**** RECORDED DATA ****
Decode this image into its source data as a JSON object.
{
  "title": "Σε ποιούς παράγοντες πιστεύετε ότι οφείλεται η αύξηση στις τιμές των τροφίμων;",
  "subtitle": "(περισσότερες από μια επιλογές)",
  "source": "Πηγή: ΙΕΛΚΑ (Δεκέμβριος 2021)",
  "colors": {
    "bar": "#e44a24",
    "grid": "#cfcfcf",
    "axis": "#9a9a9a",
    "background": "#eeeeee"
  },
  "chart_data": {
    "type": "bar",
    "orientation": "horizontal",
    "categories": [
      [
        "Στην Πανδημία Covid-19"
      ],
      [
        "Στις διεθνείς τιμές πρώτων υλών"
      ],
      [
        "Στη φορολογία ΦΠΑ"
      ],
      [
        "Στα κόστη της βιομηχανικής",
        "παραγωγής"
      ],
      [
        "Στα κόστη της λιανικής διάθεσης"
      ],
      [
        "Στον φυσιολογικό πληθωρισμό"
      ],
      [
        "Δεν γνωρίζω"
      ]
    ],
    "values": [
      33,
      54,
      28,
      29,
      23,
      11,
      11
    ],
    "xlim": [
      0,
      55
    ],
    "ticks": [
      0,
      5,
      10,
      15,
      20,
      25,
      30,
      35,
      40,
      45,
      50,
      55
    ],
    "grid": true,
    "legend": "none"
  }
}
****
## [WHAT IS BEING ASKED]
Each line above is to be repeated exactly.

## [THE RESULT]
Decode this image into its source data as a JSON object.
{
  "title": "Σε ποιούς παράγοντες πιστεύετε ότι οφείλεται η αύξηση στις τιμές των τροφίμων;",
  "subtitle": "(περισσότερες από μια επιλογές)",
  "source": "Πηγή: ΙΕΛΚΑ (Δεκέμβριος 2021)",
  "colors": {
    "bar": "#e44a24",
    "grid": "#cfcfcf",
    "axis": "#9a9a9a",
    "background": "#eeeeee"
  },
  "chart_data": {
    "type": "bar",
    "orientation": "horizontal",
    "categories": [
      [
        "Στην Πανδημία Covid-19"
      ],
      [
        "Στις διεθνείς τιμές πρώτων υλών"
      ],
      [
        "Στη φορολογία ΦΠΑ"
      ],
      [
        "Στα κόστη της βιομηχανικής",
        "παραγωγής"
      ],
      [
        "Στα κόστη της λιανικής διάθεσης"
      ],
      [
        "Στον φυσιολογικό πληθωρισμό"
      ],
      [
        "Δεν γνωρίζω"
      ]
    ],
    "values": [
      33,
      54,
      28,
      29,
      23,
      11,
      11
    ],
    "xlim": [
      0,
      55
    ],
    "ticks": [
      0,
      5,
      10,
      15,
      20,
      25,
      30,
      35,
      40,
      45,
      50,
      55
    ],
    "grid": true,
    "legend": "none"
  }
}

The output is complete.